- **Stated exercise**: Copy all lines holding the word "screenshot" from the entries.

- **Some records**:

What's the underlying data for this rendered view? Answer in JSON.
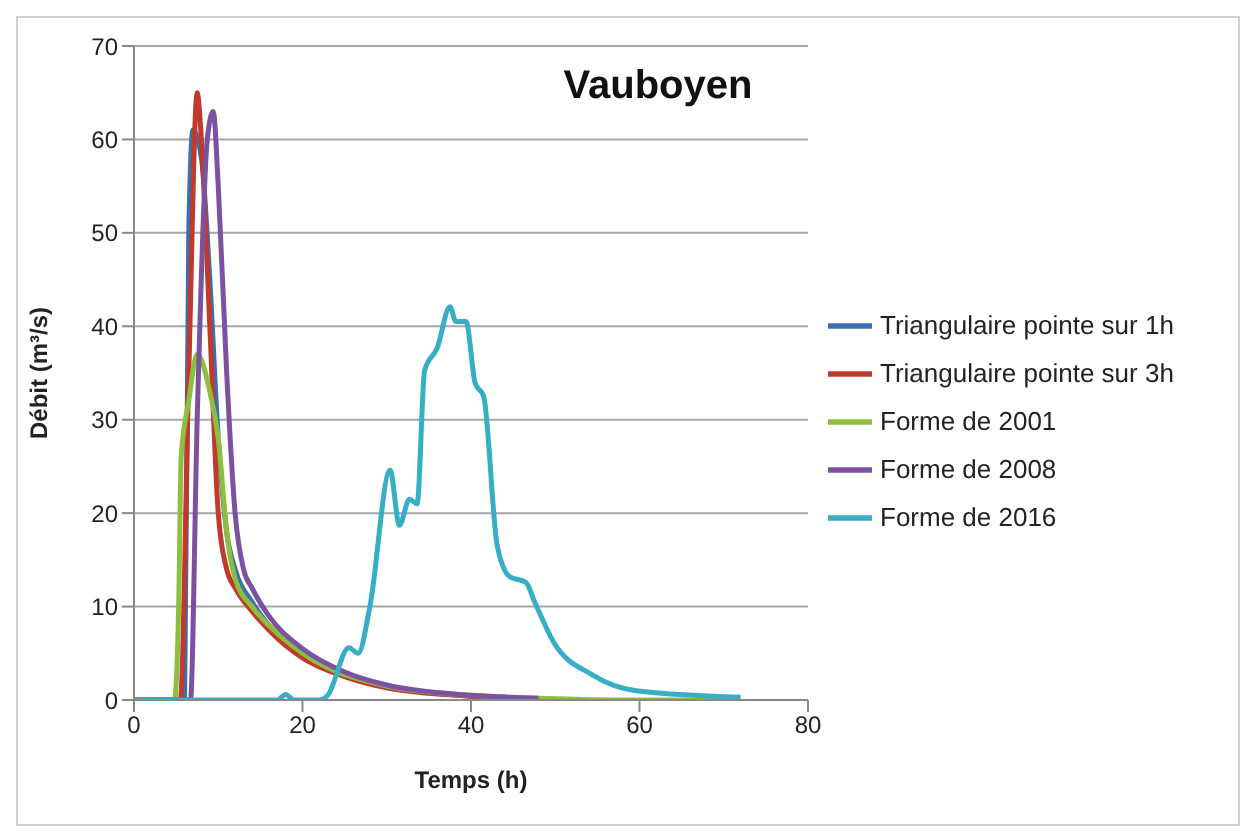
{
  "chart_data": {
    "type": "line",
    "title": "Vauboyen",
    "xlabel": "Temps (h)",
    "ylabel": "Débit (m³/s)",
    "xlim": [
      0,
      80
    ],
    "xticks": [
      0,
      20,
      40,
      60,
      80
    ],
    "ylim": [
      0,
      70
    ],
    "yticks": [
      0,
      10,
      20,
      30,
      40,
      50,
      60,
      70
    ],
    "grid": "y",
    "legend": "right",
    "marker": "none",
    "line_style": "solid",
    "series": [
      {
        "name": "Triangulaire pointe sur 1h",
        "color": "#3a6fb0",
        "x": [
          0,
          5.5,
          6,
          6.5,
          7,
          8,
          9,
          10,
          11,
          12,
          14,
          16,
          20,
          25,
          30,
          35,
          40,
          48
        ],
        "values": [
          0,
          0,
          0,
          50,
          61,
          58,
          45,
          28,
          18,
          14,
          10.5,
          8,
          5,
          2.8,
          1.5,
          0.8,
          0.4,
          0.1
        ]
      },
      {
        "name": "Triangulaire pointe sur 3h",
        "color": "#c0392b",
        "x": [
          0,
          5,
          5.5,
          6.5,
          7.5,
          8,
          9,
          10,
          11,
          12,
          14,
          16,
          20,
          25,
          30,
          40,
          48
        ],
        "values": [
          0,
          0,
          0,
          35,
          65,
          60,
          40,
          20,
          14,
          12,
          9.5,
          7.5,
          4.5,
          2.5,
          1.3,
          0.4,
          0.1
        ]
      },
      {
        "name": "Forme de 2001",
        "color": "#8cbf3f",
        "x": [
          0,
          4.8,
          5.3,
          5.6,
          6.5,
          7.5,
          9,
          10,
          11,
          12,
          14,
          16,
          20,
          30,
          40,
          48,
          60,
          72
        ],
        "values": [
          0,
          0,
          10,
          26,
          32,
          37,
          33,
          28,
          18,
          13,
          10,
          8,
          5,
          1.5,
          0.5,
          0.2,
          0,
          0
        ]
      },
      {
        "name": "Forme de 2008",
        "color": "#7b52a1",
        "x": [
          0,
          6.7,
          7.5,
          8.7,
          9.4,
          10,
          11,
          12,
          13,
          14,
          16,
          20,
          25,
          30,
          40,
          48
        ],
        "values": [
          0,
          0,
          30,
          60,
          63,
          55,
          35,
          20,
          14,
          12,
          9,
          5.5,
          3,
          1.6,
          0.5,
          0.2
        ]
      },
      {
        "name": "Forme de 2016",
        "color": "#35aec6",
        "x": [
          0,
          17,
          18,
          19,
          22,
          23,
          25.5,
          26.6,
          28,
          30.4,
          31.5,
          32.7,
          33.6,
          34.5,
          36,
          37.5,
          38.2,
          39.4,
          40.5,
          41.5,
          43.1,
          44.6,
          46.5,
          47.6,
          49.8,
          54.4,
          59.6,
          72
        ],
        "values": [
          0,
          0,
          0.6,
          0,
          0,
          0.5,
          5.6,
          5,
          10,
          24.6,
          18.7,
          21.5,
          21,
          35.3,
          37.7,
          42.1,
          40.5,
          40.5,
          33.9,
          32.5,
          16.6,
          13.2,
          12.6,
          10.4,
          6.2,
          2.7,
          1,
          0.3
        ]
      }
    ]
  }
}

==

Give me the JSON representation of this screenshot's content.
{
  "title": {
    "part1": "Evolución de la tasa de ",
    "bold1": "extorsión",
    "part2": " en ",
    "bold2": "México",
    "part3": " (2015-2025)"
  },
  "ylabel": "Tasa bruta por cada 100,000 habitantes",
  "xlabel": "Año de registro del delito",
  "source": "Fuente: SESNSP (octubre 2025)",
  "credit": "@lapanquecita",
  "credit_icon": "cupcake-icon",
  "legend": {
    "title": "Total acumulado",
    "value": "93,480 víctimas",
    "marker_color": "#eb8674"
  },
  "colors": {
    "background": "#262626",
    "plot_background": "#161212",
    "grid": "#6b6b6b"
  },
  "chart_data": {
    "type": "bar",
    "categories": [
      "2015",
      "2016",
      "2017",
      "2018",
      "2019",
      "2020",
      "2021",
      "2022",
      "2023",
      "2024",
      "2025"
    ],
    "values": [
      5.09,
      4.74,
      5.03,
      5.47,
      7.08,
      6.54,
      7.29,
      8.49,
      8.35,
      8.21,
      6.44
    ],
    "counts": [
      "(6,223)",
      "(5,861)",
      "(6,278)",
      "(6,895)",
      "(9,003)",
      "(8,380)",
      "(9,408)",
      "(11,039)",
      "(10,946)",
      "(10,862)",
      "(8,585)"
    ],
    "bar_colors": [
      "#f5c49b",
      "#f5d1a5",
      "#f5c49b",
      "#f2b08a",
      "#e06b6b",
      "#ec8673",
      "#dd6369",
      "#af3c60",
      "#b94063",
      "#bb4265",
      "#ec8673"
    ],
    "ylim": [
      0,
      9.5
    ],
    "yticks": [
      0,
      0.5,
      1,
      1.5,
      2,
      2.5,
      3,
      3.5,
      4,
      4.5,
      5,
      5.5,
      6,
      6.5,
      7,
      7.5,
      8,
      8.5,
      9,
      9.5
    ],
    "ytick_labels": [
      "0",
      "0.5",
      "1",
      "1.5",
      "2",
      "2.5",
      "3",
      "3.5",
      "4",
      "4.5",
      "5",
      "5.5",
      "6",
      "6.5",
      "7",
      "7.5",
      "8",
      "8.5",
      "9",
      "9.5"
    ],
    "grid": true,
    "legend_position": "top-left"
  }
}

---

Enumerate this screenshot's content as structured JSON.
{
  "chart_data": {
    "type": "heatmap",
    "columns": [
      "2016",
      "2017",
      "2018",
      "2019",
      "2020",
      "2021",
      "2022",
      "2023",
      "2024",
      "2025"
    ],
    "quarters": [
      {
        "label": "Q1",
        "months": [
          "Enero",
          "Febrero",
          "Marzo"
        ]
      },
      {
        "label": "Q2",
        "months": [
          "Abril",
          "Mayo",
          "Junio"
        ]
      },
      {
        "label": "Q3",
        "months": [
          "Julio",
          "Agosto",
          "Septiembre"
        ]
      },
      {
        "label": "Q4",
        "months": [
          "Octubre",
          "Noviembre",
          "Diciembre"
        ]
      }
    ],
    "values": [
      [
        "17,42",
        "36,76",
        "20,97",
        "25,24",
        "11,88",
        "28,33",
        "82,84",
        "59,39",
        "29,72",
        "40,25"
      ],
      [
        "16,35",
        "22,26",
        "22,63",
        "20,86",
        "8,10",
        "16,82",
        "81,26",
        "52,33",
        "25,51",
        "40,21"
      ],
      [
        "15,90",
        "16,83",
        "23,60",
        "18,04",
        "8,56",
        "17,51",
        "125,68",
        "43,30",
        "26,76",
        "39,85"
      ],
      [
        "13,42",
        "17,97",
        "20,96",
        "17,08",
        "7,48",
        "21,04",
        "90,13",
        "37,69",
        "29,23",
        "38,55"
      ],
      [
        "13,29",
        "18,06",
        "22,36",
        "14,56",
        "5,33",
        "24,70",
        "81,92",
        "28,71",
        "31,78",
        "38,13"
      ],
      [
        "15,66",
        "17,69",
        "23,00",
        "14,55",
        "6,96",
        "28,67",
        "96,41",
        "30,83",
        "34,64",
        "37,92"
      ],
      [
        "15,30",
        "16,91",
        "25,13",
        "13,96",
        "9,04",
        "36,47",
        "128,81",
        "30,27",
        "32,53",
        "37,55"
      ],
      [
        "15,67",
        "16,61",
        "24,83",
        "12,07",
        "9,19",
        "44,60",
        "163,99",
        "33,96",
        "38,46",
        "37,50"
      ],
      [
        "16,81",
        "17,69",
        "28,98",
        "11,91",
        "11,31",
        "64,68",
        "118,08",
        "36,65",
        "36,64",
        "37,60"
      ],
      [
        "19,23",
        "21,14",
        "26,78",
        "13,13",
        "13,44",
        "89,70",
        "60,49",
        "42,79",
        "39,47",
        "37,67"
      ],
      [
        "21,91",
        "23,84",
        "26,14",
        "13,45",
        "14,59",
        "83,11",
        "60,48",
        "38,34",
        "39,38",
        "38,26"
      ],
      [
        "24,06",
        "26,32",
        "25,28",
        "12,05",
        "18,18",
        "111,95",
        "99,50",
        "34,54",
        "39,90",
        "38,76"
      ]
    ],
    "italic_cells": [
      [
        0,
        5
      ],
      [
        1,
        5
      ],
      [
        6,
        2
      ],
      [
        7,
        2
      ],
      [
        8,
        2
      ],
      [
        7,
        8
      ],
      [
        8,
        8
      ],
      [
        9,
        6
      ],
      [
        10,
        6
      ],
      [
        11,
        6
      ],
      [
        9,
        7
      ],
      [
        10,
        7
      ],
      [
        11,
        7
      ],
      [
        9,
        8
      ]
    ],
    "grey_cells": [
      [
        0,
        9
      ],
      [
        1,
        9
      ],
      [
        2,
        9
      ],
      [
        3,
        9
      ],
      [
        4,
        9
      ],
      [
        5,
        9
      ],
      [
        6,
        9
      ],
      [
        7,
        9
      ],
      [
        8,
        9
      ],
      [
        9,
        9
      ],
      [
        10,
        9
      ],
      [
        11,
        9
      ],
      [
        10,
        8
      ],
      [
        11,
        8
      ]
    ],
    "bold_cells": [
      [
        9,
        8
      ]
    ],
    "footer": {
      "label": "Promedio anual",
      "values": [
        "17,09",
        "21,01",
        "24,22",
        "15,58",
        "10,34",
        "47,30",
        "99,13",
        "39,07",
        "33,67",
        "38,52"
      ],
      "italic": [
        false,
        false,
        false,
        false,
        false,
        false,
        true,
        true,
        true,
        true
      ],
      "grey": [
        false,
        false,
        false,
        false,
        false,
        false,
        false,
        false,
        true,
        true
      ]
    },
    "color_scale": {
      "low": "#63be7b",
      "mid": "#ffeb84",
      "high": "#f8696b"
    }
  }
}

- **The answer**:
Give me the JSON representation of this screenshot's content.
Enumerate this screenshot's content as structured JSON.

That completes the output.